__EXERCISE INSTRUCTIONS__. Collect the lines of the entries where "yellow" shows up.

----------------------------------------

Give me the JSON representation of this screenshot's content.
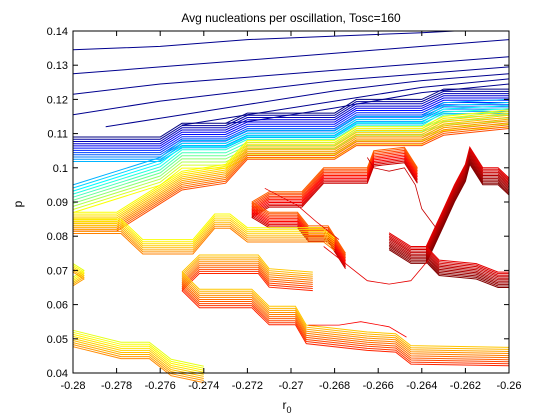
{
  "chart_data": {
    "type": "contour",
    "title": "Avg nucleations per oscillation, Tosc=160",
    "xlabel_main": "r",
    "xlabel_sub": "0",
    "ylabel": "p",
    "xlim": [
      -0.28,
      -0.26
    ],
    "ylim": [
      0.04,
      0.14
    ],
    "x_ticks": [
      -0.28,
      -0.278,
      -0.276,
      -0.274,
      -0.272,
      -0.27,
      -0.268,
      -0.266,
      -0.264,
      -0.262,
      -0.26
    ],
    "x_tick_labels": [
      "-0.28",
      "-0.278",
      "-0.276",
      "-0.274",
      "-0.272",
      "-0.27",
      "-0.268",
      "-0.266",
      "-0.264",
      "-0.262",
      "-0.26"
    ],
    "y_ticks": [
      0.04,
      0.05,
      0.06,
      0.07,
      0.08,
      0.09,
      0.1,
      0.11,
      0.12,
      0.13,
      0.14
    ],
    "y_tick_labels": [
      "0.04",
      "0.05",
      "0.06",
      "0.07",
      "0.08",
      "0.09",
      "0.1",
      "0.11",
      "0.12",
      "0.13",
      "0.14"
    ],
    "colormap": "jet",
    "grid": false,
    "legend": "none",
    "bands": [
      {
        "name": "blue-band",
        "count": 12,
        "color_start": 0.0,
        "color_end": 0.3,
        "offset_step": 0.00065,
        "points": [
          [
            -0.28,
            0.109
          ],
          [
            -0.276,
            0.109
          ],
          [
            -0.275,
            0.113
          ],
          [
            -0.273,
            0.113
          ],
          [
            -0.272,
            0.116
          ],
          [
            -0.268,
            0.116
          ],
          [
            -0.267,
            0.12
          ],
          [
            -0.264,
            0.12
          ],
          [
            -0.263,
            0.123
          ],
          [
            -0.26,
            0.123
          ]
        ]
      },
      {
        "name": "cyan-yellow-band",
        "count": 10,
        "color_start": 0.3,
        "color_end": 0.62,
        "offset_step": 0.0009,
        "points": [
          [
            -0.28,
            0.095
          ],
          [
            -0.276,
            0.103
          ],
          [
            -0.275,
            0.108
          ],
          [
            -0.273,
            0.108
          ],
          [
            -0.272,
            0.111
          ],
          [
            -0.268,
            0.111
          ],
          [
            -0.267,
            0.115
          ],
          [
            -0.264,
            0.115
          ],
          [
            -0.263,
            0.119
          ],
          [
            -0.26,
            0.12
          ]
        ]
      },
      {
        "name": "yellow-orange-upper-band",
        "count": 11,
        "color_start": 0.62,
        "color_end": 0.8,
        "offset_step": 0.00055,
        "points": [
          [
            -0.28,
            0.087
          ],
          [
            -0.278,
            0.087
          ],
          [
            -0.276,
            0.095
          ],
          [
            -0.275,
            0.099
          ],
          [
            -0.273,
            0.101
          ],
          [
            -0.272,
            0.108
          ],
          [
            -0.268,
            0.108
          ],
          [
            -0.267,
            0.112
          ],
          [
            -0.264,
            0.112
          ],
          [
            -0.263,
            0.115
          ],
          [
            -0.26,
            0.117
          ]
        ]
      },
      {
        "name": "orange-red-band",
        "count": 11,
        "color_start": 0.78,
        "color_end": 0.93,
        "offset_step": 0.00045,
        "points": [
          [
            -0.2718,
            0.09
          ],
          [
            -0.271,
            0.093
          ],
          [
            -0.2695,
            0.093
          ],
          [
            -0.2685,
            0.1
          ],
          [
            -0.2665,
            0.1
          ],
          [
            -0.2662,
            0.105
          ],
          [
            -0.2648,
            0.106
          ],
          [
            -0.2642,
            0.1
          ]
        ]
      },
      {
        "name": "orange-red-lower-arm",
        "count": 11,
        "color_start": 0.78,
        "color_end": 0.93,
        "offset_step": 0.00045,
        "points": [
          [
            -0.2718,
            0.09
          ],
          [
            -0.271,
            0.087
          ],
          [
            -0.2697,
            0.087
          ],
          [
            -0.2692,
            0.083
          ],
          [
            -0.2683,
            0.083
          ],
          [
            -0.2675,
            0.075
          ]
        ]
      },
      {
        "name": "yellow-left-band",
        "count": 8,
        "color_start": 0.62,
        "color_end": 0.75,
        "offset_step": 0.0006,
        "points": [
          [
            -0.28,
            0.085
          ],
          [
            -0.2778,
            0.085
          ],
          [
            -0.2768,
            0.079
          ],
          [
            -0.2745,
            0.079
          ],
          [
            -0.2735,
            0.0865
          ],
          [
            -0.2728,
            0.0865
          ],
          [
            -0.272,
            0.0825
          ],
          [
            -0.2685,
            0.0825
          ],
          [
            -0.268,
            0.08
          ]
        ]
      },
      {
        "name": "orange-middle-band",
        "count": 10,
        "color_start": 0.68,
        "color_end": 0.84,
        "offset_step": 0.0006,
        "points": [
          [
            -0.275,
            0.0695
          ],
          [
            -0.2742,
            0.0745
          ],
          [
            -0.2715,
            0.0745
          ],
          [
            -0.271,
            0.0705
          ],
          [
            -0.269,
            0.0695
          ]
        ]
      },
      {
        "name": "orange-middle-lower-arm",
        "count": 10,
        "color_start": 0.68,
        "color_end": 0.84,
        "offset_step": 0.0006,
        "points": [
          [
            -0.275,
            0.0695
          ],
          [
            -0.2742,
            0.0645
          ],
          [
            -0.2718,
            0.0645
          ],
          [
            -0.271,
            0.0595
          ],
          [
            -0.2698,
            0.0595
          ],
          [
            -0.2693,
            0.054
          ],
          [
            -0.2665,
            0.052
          ],
          [
            -0.2652,
            0.0515
          ],
          [
            -0.2645,
            0.048
          ],
          [
            -0.26,
            0.0475
          ]
        ]
      },
      {
        "name": "yellow-bottom-left-band",
        "count": 9,
        "color_start": 0.6,
        "color_end": 0.74,
        "offset_step": 0.0006,
        "points": [
          [
            -0.28,
            0.0525
          ],
          [
            -0.2778,
            0.049
          ],
          [
            -0.2765,
            0.049
          ],
          [
            -0.2755,
            0.044
          ],
          [
            -0.274,
            0.042
          ]
        ]
      },
      {
        "name": "yellow-left-stub",
        "count": 6,
        "color_start": 0.6,
        "color_end": 0.72,
        "offset_step": 0.0005,
        "points": [
          [
            -0.28,
            0.068
          ],
          [
            -0.2795,
            0.07
          ],
          [
            -0.28,
            0.072
          ]
        ]
      },
      {
        "name": "darkred-upper-band",
        "count": 12,
        "color_start": 0.9,
        "color_end": 1.0,
        "offset_step": 0.00045,
        "points": [
          [
            -0.2655,
            0.081
          ],
          [
            -0.2645,
            0.077
          ],
          [
            -0.2638,
            0.077
          ],
          [
            -0.263,
            0.088
          ],
          [
            -0.2625,
            0.095
          ],
          [
            -0.262,
            0.101
          ],
          [
            -0.2618,
            0.106
          ],
          [
            -0.2612,
            0.1
          ],
          [
            -0.2605,
            0.1
          ],
          [
            -0.26,
            0.097
          ]
        ]
      },
      {
        "name": "darkred-lower-band",
        "count": 11,
        "color_start": 0.9,
        "color_end": 1.0,
        "offset_step": 0.00045,
        "points": [
          [
            -0.2638,
            0.077
          ],
          [
            -0.2632,
            0.073
          ],
          [
            -0.2615,
            0.072
          ],
          [
            -0.2605,
            0.0695
          ],
          [
            -0.26,
            0.0695
          ]
        ]
      }
    ],
    "thin_lines": [
      {
        "name": "thin-red-line-upper",
        "color_value": 0.93,
        "points": [
          [
            -0.2665,
            0.103
          ],
          [
            -0.2662,
            0.1
          ],
          [
            -0.2655,
            0.099
          ],
          [
            -0.2648,
            0.1
          ],
          [
            -0.2643,
            0.095
          ],
          [
            -0.264,
            0.088
          ],
          [
            -0.2633,
            0.082
          ]
        ]
      },
      {
        "name": "thin-red-line-lower",
        "color_value": 0.9,
        "points": [
          [
            -0.2685,
            0.077
          ],
          [
            -0.2675,
            0.072
          ],
          [
            -0.2665,
            0.067
          ],
          [
            -0.2655,
            0.066
          ],
          [
            -0.2645,
            0.067
          ],
          [
            -0.2637,
            0.073
          ]
        ]
      },
      {
        "name": "thin-red-line-diagonal",
        "color_value": 0.9,
        "points": [
          [
            -0.2712,
            0.094
          ],
          [
            -0.2697,
            0.089
          ],
          [
            -0.2688,
            0.084
          ],
          [
            -0.2678,
            0.079
          ]
        ]
      },
      {
        "name": "thin-red-line-bottom",
        "color_value": 0.88,
        "points": [
          [
            -0.2692,
            0.054
          ],
          [
            -0.2678,
            0.054
          ],
          [
            -0.2668,
            0.055
          ],
          [
            -0.2655,
            0.0535
          ],
          [
            -0.2647,
            0.0505
          ]
        ]
      }
    ],
    "top_contours": [
      {
        "name": "top-contour-1",
        "points": [
          [
            -0.28,
            0.1345
          ],
          [
            -0.276,
            0.1355
          ],
          [
            -0.272,
            0.1375
          ],
          [
            -0.268,
            0.1385
          ],
          [
            -0.264,
            0.1395
          ],
          [
            -0.2625,
            0.14
          ]
        ]
      },
      {
        "name": "top-contour-2",
        "points": [
          [
            -0.28,
            0.1275
          ],
          [
            -0.276,
            0.1295
          ],
          [
            -0.272,
            0.1315
          ],
          [
            -0.268,
            0.1335
          ],
          [
            -0.264,
            0.1355
          ],
          [
            -0.26,
            0.1375
          ]
        ]
      },
      {
        "name": "top-contour-3",
        "points": [
          [
            -0.28,
            0.1215
          ],
          [
            -0.276,
            0.1245
          ],
          [
            -0.272,
            0.1265
          ],
          [
            -0.268,
            0.1285
          ],
          [
            -0.264,
            0.1305
          ],
          [
            -0.26,
            0.1325
          ]
        ]
      },
      {
        "name": "top-contour-4",
        "points": [
          [
            -0.28,
            0.1155
          ],
          [
            -0.276,
            0.1195
          ],
          [
            -0.272,
            0.1225
          ],
          [
            -0.268,
            0.1255
          ],
          [
            -0.264,
            0.1275
          ],
          [
            -0.26,
            0.1295
          ]
        ]
      },
      {
        "name": "top-contour-5",
        "points": [
          [
            -0.2785,
            0.112
          ],
          [
            -0.276,
            0.1145
          ],
          [
            -0.272,
            0.1185
          ],
          [
            -0.268,
            0.1225
          ],
          [
            -0.264,
            0.1255
          ],
          [
            -0.26,
            0.1275
          ]
        ]
      },
      {
        "name": "top-contour-6",
        "points": [
          [
            -0.275,
            0.1125
          ],
          [
            -0.272,
            0.1155
          ],
          [
            -0.268,
            0.1195
          ],
          [
            -0.264,
            0.1235
          ],
          [
            -0.26,
            0.126
          ]
        ]
      },
      {
        "name": "top-contour-7",
        "points": [
          [
            -0.273,
            0.113
          ],
          [
            -0.272,
            0.1135
          ],
          [
            -0.268,
            0.1175
          ],
          [
            -0.264,
            0.122
          ],
          [
            -0.26,
            0.1245
          ]
        ]
      }
    ]
  }
}
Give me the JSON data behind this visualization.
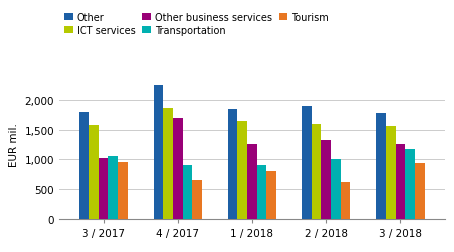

----------------------------------------

__FINISHED TASK__.
        "name": "cyan-yellow-band",
        "name": "yellow-orange-upper-band",
        "name": "yellow-left-band",
        "name": "yellow-bottom-left-band",
        "name": "yellow-left-stub",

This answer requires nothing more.